▸ **Short exercise**:
Transcribe each record exactly. Include every one.

▸ **Input data**:
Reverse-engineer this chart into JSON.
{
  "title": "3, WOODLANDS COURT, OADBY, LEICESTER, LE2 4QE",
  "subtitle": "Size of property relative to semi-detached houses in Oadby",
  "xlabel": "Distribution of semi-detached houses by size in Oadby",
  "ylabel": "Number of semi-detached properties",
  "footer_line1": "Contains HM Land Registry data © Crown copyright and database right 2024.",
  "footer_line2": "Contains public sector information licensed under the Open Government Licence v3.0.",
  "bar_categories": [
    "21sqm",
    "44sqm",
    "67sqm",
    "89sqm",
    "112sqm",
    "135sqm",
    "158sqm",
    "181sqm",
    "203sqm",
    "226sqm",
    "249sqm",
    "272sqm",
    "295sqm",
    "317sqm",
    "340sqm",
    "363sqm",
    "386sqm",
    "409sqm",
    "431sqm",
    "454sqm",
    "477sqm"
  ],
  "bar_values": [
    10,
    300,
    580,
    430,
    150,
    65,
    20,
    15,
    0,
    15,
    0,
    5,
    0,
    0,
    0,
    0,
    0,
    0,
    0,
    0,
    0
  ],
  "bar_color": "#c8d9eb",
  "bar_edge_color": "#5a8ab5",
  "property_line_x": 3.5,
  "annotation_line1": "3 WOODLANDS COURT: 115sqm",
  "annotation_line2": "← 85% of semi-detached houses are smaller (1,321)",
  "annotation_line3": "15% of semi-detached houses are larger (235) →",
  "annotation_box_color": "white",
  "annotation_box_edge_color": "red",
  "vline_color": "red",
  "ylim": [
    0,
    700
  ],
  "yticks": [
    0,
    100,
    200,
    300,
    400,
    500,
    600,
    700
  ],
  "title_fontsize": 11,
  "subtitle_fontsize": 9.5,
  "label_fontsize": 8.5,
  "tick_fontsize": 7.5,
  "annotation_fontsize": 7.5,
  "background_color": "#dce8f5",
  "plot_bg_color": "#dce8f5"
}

▸ **Task output**:
Reverse-engineer this chart into JSON.
{
  "title": "3, WOODLANDS COURT, OADBY, LEICESTER, LE2 4QE",
  "subtitle": "Size of property relative to semi-detached houses in Oadby",
  "xlabel": "Distribution of semi-detached houses by size in Oadby",
  "ylabel": "Number of semi-detached properties",
  "footer_line1": "Contains HM Land Registry data © Crown copyright and database right 2024.",
  "footer_line2": "Contains public sector information licensed under the Open Government Licence v3.0.",
  "bar_categories": [
    "21sqm",
    "44sqm",
    "67sqm",
    "89sqm",
    "112sqm",
    "135sqm",
    "158sqm",
    "181sqm",
    "203sqm",
    "226sqm",
    "249sqm",
    "272sqm",
    "295sqm",
    "317sqm",
    "340sqm",
    "363sqm",
    "386sqm",
    "409sqm",
    "431sqm",
    "454sqm",
    "477sqm"
  ],
  "bar_values": [
    10,
    300,
    580,
    430,
    150,
    65,
    20,
    15,
    0,
    15,
    0,
    5,
    0,
    0,
    0,
    0,
    0,
    0,
    0,
    0,
    0
  ],
  "bar_color": "#c8d9eb",
  "bar_edge_color": "#5a8ab5",
  "property_line_x": 3.5,
  "annotation_line1": "3 WOODLANDS COURT: 115sqm",
  "annotation_line2": "← 85% of semi-detached houses are smaller (1,321)",
  "annotation_line3": "15% of semi-detached houses are larger (235) →",
  "annotation_box_color": "white",
  "annotation_box_edge_color": "red",
  "vline_color": "red",
  "ylim": [
    0,
    700
  ],
  "yticks": [
    0,
    100,
    200,
    300,
    400,
    500,
    600,
    700
  ],
  "title_fontsize": 11,
  "subtitle_fontsize": 9.5,
  "label_fontsize": 8.5,
  "tick_fontsize": 7.5,
  "annotation_fontsize": 7.5,
  "background_color": "#dce8f5",
  "plot_bg_color": "#dce8f5"
}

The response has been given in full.